[start]

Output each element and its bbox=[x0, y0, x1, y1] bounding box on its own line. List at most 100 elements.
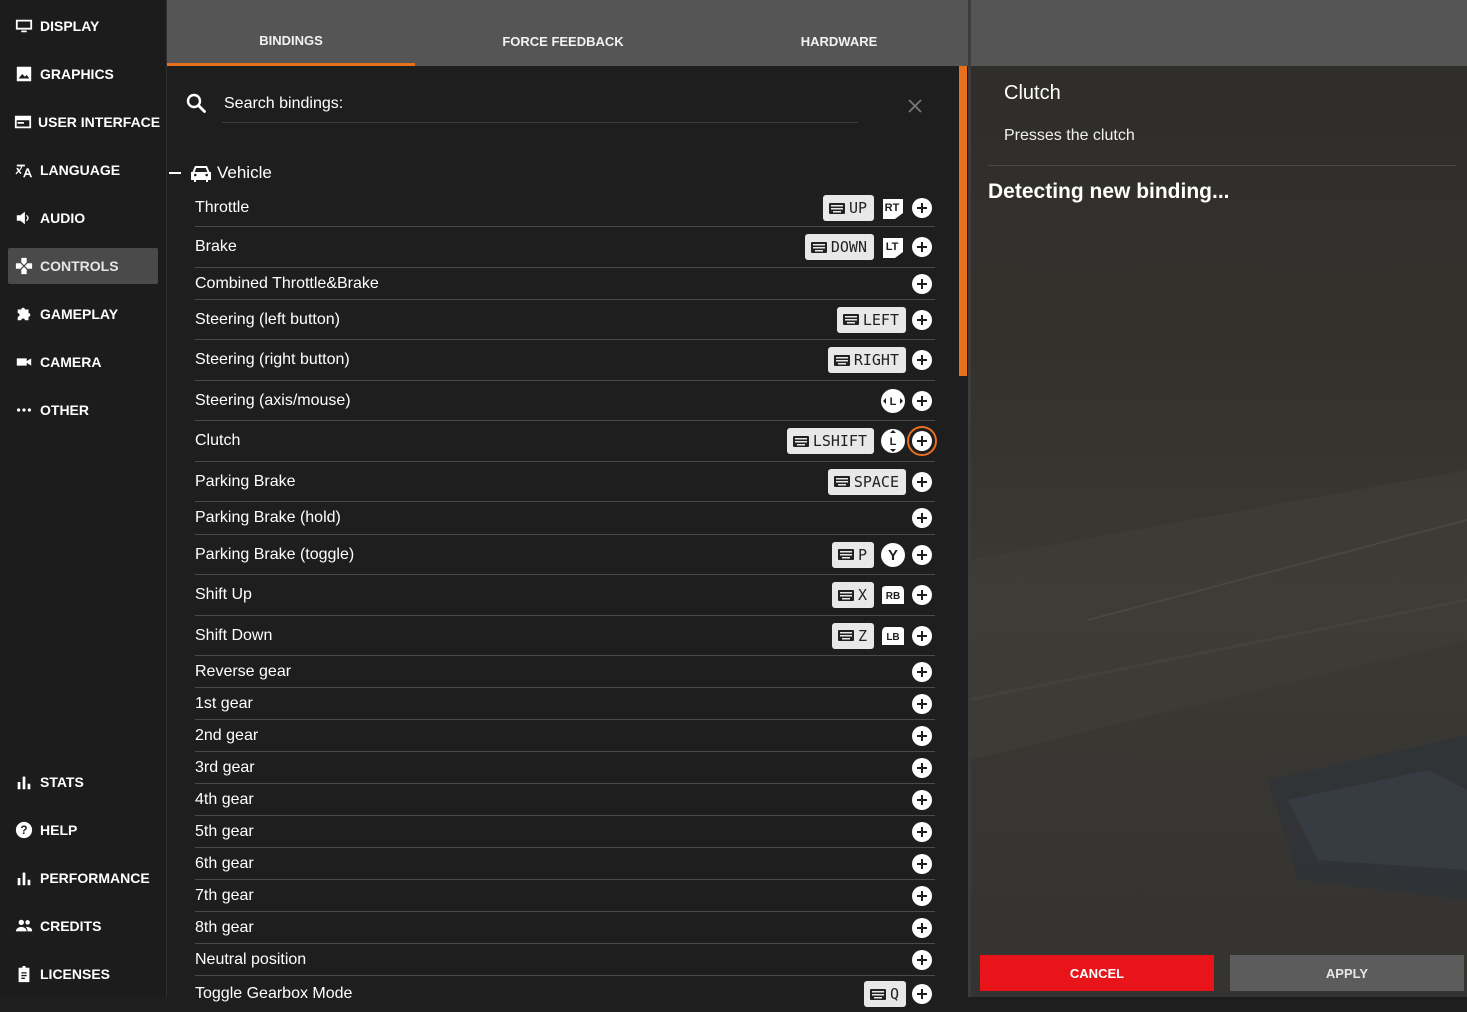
sidebar-item-display[interactable]: DISPLAY bbox=[8, 8, 158, 44]
binding-row-parking-brake-hold[interactable]: Parking Brake (hold) bbox=[195, 502, 935, 535]
cancel-button[interactable]: CANCEL bbox=[980, 955, 1214, 991]
svg-text:LB: LB bbox=[886, 632, 899, 643]
sidebar-item-gameplay[interactable]: GAMEPLAY bbox=[8, 296, 158, 332]
add-binding-button[interactable] bbox=[912, 471, 932, 492]
binding-row-2nd-gear[interactable]: 2nd gear bbox=[195, 720, 935, 752]
stats-icon bbox=[14, 772, 34, 792]
sidebar-item-label: PERFORMANCE bbox=[40, 870, 150, 886]
keyboard-binding-chip[interactable]: DOWN bbox=[804, 234, 874, 260]
collapse-icon[interactable] bbox=[169, 172, 181, 174]
sidebar-item-label: GAMEPLAY bbox=[40, 306, 119, 322]
keyboard-icon bbox=[869, 988, 886, 1000]
gamepad-y-button-icon[interactable]: Y bbox=[880, 542, 906, 568]
sidebar-item-camera[interactable]: CAMERA bbox=[8, 344, 158, 380]
binding-row-combined-throttle-brake[interactable]: Combined Throttle&Brake bbox=[195, 268, 935, 300]
add-binding-button[interactable] bbox=[912, 625, 932, 646]
sidebar-item-user-interface[interactable]: USER INTERFACE bbox=[8, 104, 160, 140]
binding-row-reverse-gear[interactable]: Reverse gear bbox=[195, 656, 935, 688]
binding-row-throttle[interactable]: Throttle UP RT bbox=[195, 190, 935, 227]
keyboard-binding-chip[interactable]: LSHIFT bbox=[786, 428, 874, 454]
keyboard-binding-chip[interactable]: UP bbox=[822, 195, 874, 221]
binding-row-7th-gear[interactable]: 7th gear bbox=[195, 880, 935, 912]
graphics-icon bbox=[14, 64, 34, 84]
settings-sidebar: DISPLAY GRAPHICS USER INTERFACE LANGUAGE… bbox=[0, 0, 167, 997]
binding-row-toggle-gearbox-mode[interactable]: Toggle Gearbox Mode Q bbox=[195, 976, 935, 1012]
add-binding-button[interactable] bbox=[912, 309, 932, 330]
add-binding-button[interactable] bbox=[912, 789, 932, 810]
sidebar-item-label: OTHER bbox=[40, 402, 89, 418]
left-stick-vertical-icon[interactable]: L bbox=[880, 428, 906, 454]
gamepad-rt-icon[interactable]: RT bbox=[880, 195, 906, 221]
sidebar-item-licenses[interactable]: LICENSES bbox=[8, 956, 158, 992]
add-binding-button[interactable] bbox=[912, 237, 932, 257]
add-binding-button[interactable] bbox=[912, 917, 932, 938]
add-binding-button[interactable] bbox=[912, 885, 932, 906]
binding-row-3rd-gear[interactable]: 3rd gear bbox=[195, 752, 935, 784]
add-binding-button[interactable] bbox=[912, 390, 932, 411]
keyboard-binding-chip[interactable]: Z bbox=[831, 622, 874, 649]
svg-text:L: L bbox=[890, 436, 897, 448]
sidebar-item-other[interactable]: OTHER bbox=[8, 392, 158, 428]
add-binding-button[interactable] bbox=[912, 661, 932, 682]
tab-force-feedback[interactable]: FORCE FEEDBACK bbox=[427, 0, 699, 66]
keyboard-icon bbox=[837, 549, 854, 560]
binding-row-neutral-position[interactable]: Neutral position bbox=[195, 944, 935, 976]
binding-row-brake[interactable]: Brake DOWN LT bbox=[195, 227, 935, 268]
binding-row-parking-brake-toggle[interactable]: Parking Brake (toggle) P Y bbox=[195, 535, 935, 575]
keyboard-binding-chip[interactable]: X bbox=[831, 582, 874, 608]
sidebar-item-performance[interactable]: PERFORMANCE bbox=[8, 860, 158, 896]
search-input[interactable] bbox=[222, 86, 858, 123]
gamepad-lb-icon[interactable]: LB bbox=[880, 623, 906, 649]
tab-bindings[interactable]: BINDINGS bbox=[167, 0, 415, 66]
add-binding-button[interactable] bbox=[912, 350, 932, 370]
sidebar-item-credits[interactable]: CREDITS bbox=[8, 908, 158, 944]
binding-row-8th-gear[interactable]: 8th gear bbox=[195, 912, 935, 944]
add-binding-button[interactable] bbox=[912, 198, 932, 218]
add-binding-button[interactable] bbox=[907, 426, 937, 456]
car-icon bbox=[191, 166, 211, 182]
scrollbar-thumb[interactable] bbox=[959, 66, 967, 376]
add-binding-button[interactable] bbox=[912, 984, 932, 1004]
add-binding-button[interactable] bbox=[912, 508, 932, 528]
binding-row-clutch[interactable]: Clutch LSHIFT L bbox=[195, 421, 937, 462]
binding-row-shift-down[interactable]: Shift Down Z LB bbox=[195, 616, 935, 656]
left-stick-horizontal-icon[interactable]: L bbox=[880, 388, 906, 414]
binding-row-steering-axis[interactable]: Steering (axis/mouse) L bbox=[195, 381, 935, 421]
add-binding-button[interactable] bbox=[912, 949, 932, 970]
sidebar-item-language[interactable]: LANGUAGE bbox=[8, 152, 158, 188]
category-header-vehicle[interactable]: Vehicle bbox=[167, 158, 272, 188]
binding-row-steering-left[interactable]: Steering (left button) LEFT bbox=[195, 300, 935, 340]
binding-row-5th-gear[interactable]: 5th gear bbox=[195, 816, 935, 848]
sidebar-item-graphics[interactable]: GRAPHICS bbox=[8, 56, 158, 92]
add-binding-button[interactable] bbox=[912, 725, 932, 746]
binding-row-steering-right[interactable]: Steering (right button) RIGHT bbox=[195, 340, 935, 381]
add-binding-button[interactable] bbox=[912, 585, 932, 605]
keyboard-binding-chip[interactable]: Q bbox=[863, 981, 906, 1007]
gamepad-lt-icon[interactable]: LT bbox=[880, 234, 906, 260]
sidebar-item-help[interactable]: ? HELP bbox=[8, 812, 158, 848]
add-binding-button[interactable] bbox=[912, 821, 932, 842]
add-binding-button[interactable] bbox=[912, 544, 932, 565]
add-binding-button[interactable] bbox=[912, 757, 932, 778]
add-binding-button[interactable] bbox=[912, 853, 932, 874]
apply-button[interactable]: APPLY bbox=[1230, 955, 1464, 991]
add-binding-button[interactable] bbox=[912, 273, 932, 294]
sidebar-item-stats[interactable]: STATS bbox=[8, 764, 158, 800]
binding-row-parking-brake[interactable]: Parking Brake SPACE bbox=[195, 462, 935, 502]
tab-hardware[interactable]: HARDWARE bbox=[707, 0, 971, 66]
keyboard-binding-chip[interactable]: RIGHT bbox=[827, 347, 906, 373]
keyboard-binding-chip[interactable]: LEFT bbox=[836, 306, 906, 333]
binding-row-1st-gear[interactable]: 1st gear bbox=[195, 688, 935, 720]
binding-row-shift-up[interactable]: Shift Up X RB bbox=[195, 575, 935, 616]
binding-row-4th-gear[interactable]: 4th gear bbox=[195, 784, 935, 816]
more-dots-icon bbox=[14, 400, 34, 420]
sidebar-item-controls[interactable]: CONTROLS bbox=[8, 248, 158, 284]
binding-row-6th-gear[interactable]: 6th gear bbox=[195, 848, 935, 880]
gamepad-rb-icon[interactable]: RB bbox=[880, 582, 906, 608]
keyboard-binding-chip[interactable]: P bbox=[831, 541, 874, 568]
keyboard-icon bbox=[837, 630, 854, 641]
keyboard-binding-chip[interactable]: SPACE bbox=[827, 468, 906, 495]
sidebar-item-audio[interactable]: AUDIO bbox=[8, 200, 158, 236]
add-binding-button[interactable] bbox=[912, 693, 932, 714]
clear-search-icon[interactable] bbox=[907, 98, 923, 114]
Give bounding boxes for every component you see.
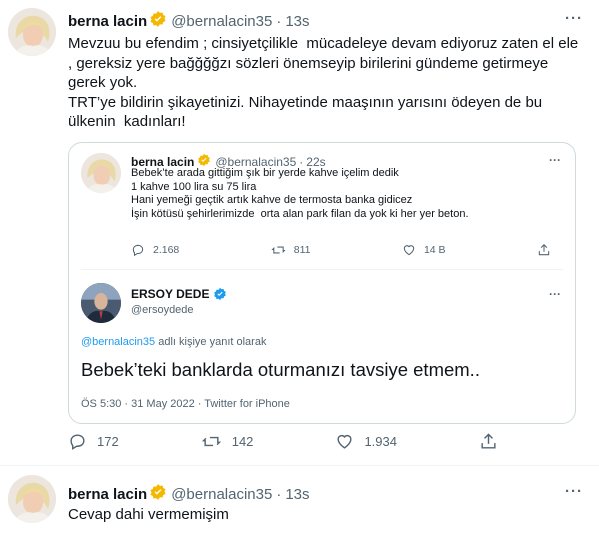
quoted-tweet-text: Bebek’te arada gittiğim şık bir yerde ka… (131, 167, 561, 221)
replying-mention: @bernalacin35 (81, 336, 156, 348)
reply-icon (70, 434, 85, 450)
like-icon (337, 434, 352, 449)
quoted-avatar (81, 153, 121, 193)
quoted-reply: 2.168 (131, 243, 179, 257)
like-count: 1.934 (364, 434, 397, 449)
attached-image[interactable]: berna lacin @bernalacin35 · 22s ··· Bebe… (68, 142, 576, 424)
tweet-time[interactable]: 13s (285, 486, 309, 503)
share-button[interactable] (479, 432, 498, 451)
author-name[interactable]: berna lacin (68, 13, 147, 30)
replying-to: @bernalacin35 adlı kişiye yanıt olarak (81, 336, 266, 348)
tweet-text-body: Mevzuu bu efendim ; cinsiyetçilikle müca… (68, 35, 579, 130)
reply-count: 172 (97, 434, 119, 449)
quoted-tweet-body: Bebek’te arada gittiğim şık bir yerde ka… (131, 167, 469, 220)
quoted-reply-count: 2.168 (153, 244, 180, 256)
tweet-text: Cevap dahi vermemişim (68, 505, 584, 525)
more-icon[interactable]: ··· (565, 10, 583, 27)
tweet-text-body: Cevap dahi vermemişim (68, 506, 229, 523)
gold-badge-icon (149, 483, 167, 505)
tweet-reply[interactable]: berna lacin @bernalacin35 · 13s ··· Ceva… (0, 467, 599, 534)
reply-text: Bebek’teki banklarda oturmanızı tavsiye … (81, 359, 480, 380)
author-name[interactable]: berna lacin (68, 486, 147, 503)
quoted-like: 14 B (402, 243, 446, 257)
divider (81, 269, 563, 270)
separator-dot: · (276, 485, 282, 503)
like-icon (403, 245, 415, 256)
reply-author-name-text: ERSOY DEDE (131, 287, 210, 301)
replying-suffix: adlı kişiye yanıt olarak (155, 336, 267, 348)
avatar[interactable] (8, 8, 56, 56)
like-button[interactable]: 1.934 (335, 432, 397, 451)
verified-badge-icon (214, 287, 227, 301)
retweet-count: 142 (231, 434, 254, 449)
quoted-share (537, 243, 551, 257)
more-icon[interactable]: ··· (565, 483, 583, 500)
share-icon (538, 244, 550, 256)
reply-avatar (81, 283, 121, 323)
tweet-header: berna lacin @bernalacin35 · 13s (68, 10, 310, 32)
retweet-icon (271, 246, 286, 254)
share-icon (481, 433, 496, 449)
reply-more-icon: ··· (549, 287, 561, 301)
action-bar: 172 142 1.934 (68, 432, 498, 451)
separator-dot: · (276, 12, 282, 30)
quoted-more-icon: ··· (549, 153, 561, 167)
quoted-retweet: 811 (271, 243, 311, 257)
quoted-retweet-count: 811 (293, 244, 311, 256)
quoted-action-bar: 2.168 811 14 B (131, 243, 551, 257)
retweet-icon (201, 436, 221, 447)
reply-meta: ÖS 5:30 · 31 May 2022 · Twitter for iPho… (81, 398, 290, 410)
reply-author-name: ERSOY DEDE (131, 287, 227, 301)
tweet-main[interactable]: berna lacin @bernalacin35 · 13s ··· Mevz… (0, 0, 599, 466)
reply-author-handle: @ersoydede (131, 304, 194, 316)
gold-badge-icon (149, 10, 167, 32)
retweet-button[interactable]: 142 (201, 432, 254, 451)
avatar[interactable] (8, 475, 56, 523)
reply-button[interactable]: 172 (68, 432, 119, 451)
tweet-text: Mevzuu bu efendim ; cinsiyetçilikle müca… (68, 34, 584, 132)
author-handle[interactable]: @bernalacin35 (171, 486, 272, 503)
quoted-like-count: 14 B (423, 244, 446, 256)
tweet-time[interactable]: 13s (285, 13, 309, 30)
tweet-header: berna lacin @bernalacin35 · 13s (68, 483, 310, 505)
author-handle[interactable]: @bernalacin35 (171, 13, 272, 30)
reply-icon (132, 244, 144, 257)
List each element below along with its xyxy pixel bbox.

[end]

Pull out each line of the records above that contains the word "LANGUAGE", matching case exactly.

> **Task response**:
settings-sidebar: DISPLAY GRAPHICS USER INTERFACE LANGUAGE… bbox=[0, 0, 167, 997]
sidebar-item-language[interactable]: LANGUAGE bbox=[8, 152, 158, 188]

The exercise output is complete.